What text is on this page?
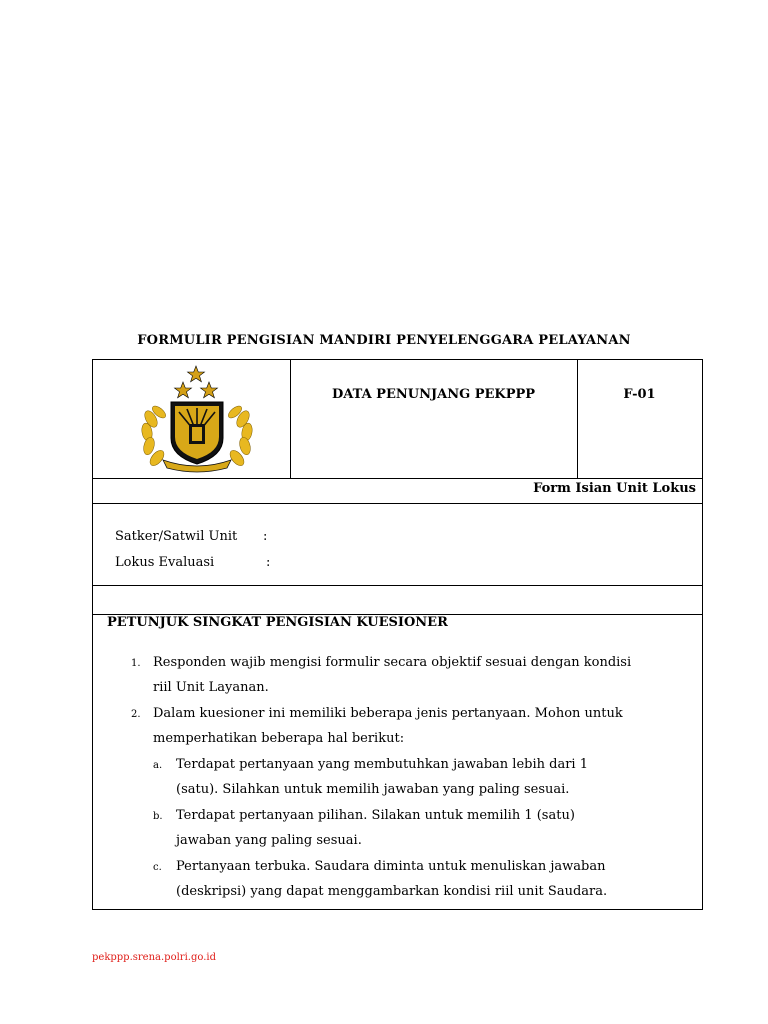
FORMULIR PENGISIAN MANDIRI PENYELENGGARA PELAYANAN
DATA PENUNJANG PEKPPP	F-01
Form Isian Unit Lokus
Satker/Satwil Unit :
Lokus Evaluasi	:
PETUNJUK SINGKAT PENGISIAN KUESIONER
1. Responden wajib mengisi formulir secara objektif sesuai dengan kondisi
riil Unit Layanan.
2. Dalam kuesioner ini memiliki beberapa jenis pertanyaan. Mohon untuk
memperhatikan beberapa hal berikut:
a. Terdapat pertanyaan yang membutuhkan jawaban lebih dari 1
(satu). Silahkan untuk memilih jawaban yang paling sesuai.
b. Terdapat pertanyaan pilihan. Silakan untuk memilih 1 (satu)
jawaban yang paling sesuai.
c. Pertanyaan terbuka. Saudara diminta untuk menuliskan jawaban
(deskripsi) yang dapat menggambarkan kondisi riil unit Saudara.
pekppp.srena.polri.go.id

* Given request:
Copy all lines from the entries that contain the word "beberapa".

* Correct response:
2. Dalam kuesioner ini memiliki beberapa jenis pertanyaan. Mohon untuk
memperhatikan beberapa hal berikut:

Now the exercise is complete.